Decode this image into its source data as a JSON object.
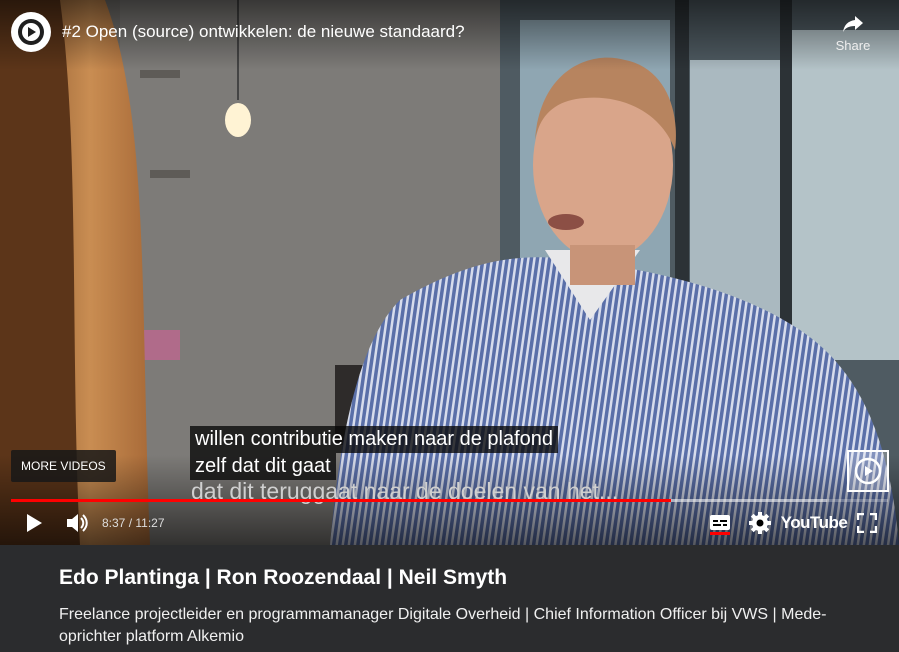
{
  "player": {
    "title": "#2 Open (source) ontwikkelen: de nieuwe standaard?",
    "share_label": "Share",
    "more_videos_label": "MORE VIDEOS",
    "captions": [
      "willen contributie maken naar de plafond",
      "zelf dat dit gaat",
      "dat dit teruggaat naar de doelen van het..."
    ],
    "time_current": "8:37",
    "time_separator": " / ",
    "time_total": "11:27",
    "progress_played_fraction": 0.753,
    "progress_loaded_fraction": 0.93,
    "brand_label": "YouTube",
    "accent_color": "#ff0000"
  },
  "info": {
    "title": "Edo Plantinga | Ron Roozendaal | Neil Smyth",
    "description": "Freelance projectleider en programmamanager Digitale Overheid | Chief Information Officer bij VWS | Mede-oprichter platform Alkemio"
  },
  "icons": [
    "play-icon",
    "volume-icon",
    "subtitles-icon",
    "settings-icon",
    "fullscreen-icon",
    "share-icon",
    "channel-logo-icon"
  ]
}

*Required task*
Reproduce the data above in full, exactly as it is, with the pictures left out.

*Full solution*
Decode this image into its source data as a JSON object.
{
  "player": {
    "title": "#2 Open (source) ontwikkelen: de nieuwe standaard?",
    "share_label": "Share",
    "more_videos_label": "MORE VIDEOS",
    "captions": [
      "willen contributie maken naar de plafond",
      "zelf dat dit gaat",
      "dat dit teruggaat naar de doelen van het..."
    ],
    "time_current": "8:37",
    "time_separator": " / ",
    "time_total": "11:27",
    "progress_played_fraction": 0.753,
    "progress_loaded_fraction": 0.93,
    "brand_label": "YouTube",
    "accent_color": "#ff0000"
  },
  "info": {
    "title": "Edo Plantinga | Ron Roozendaal | Neil Smyth",
    "description": "Freelance projectleider en programmamanager Digitale Overheid | Chief Information Officer bij VWS | Mede-oprichter platform Alkemio"
  },
  "icons": [
    "play-icon",
    "volume-icon",
    "subtitles-icon",
    "settings-icon",
    "fullscreen-icon",
    "share-icon",
    "channel-logo-icon"
  ]
}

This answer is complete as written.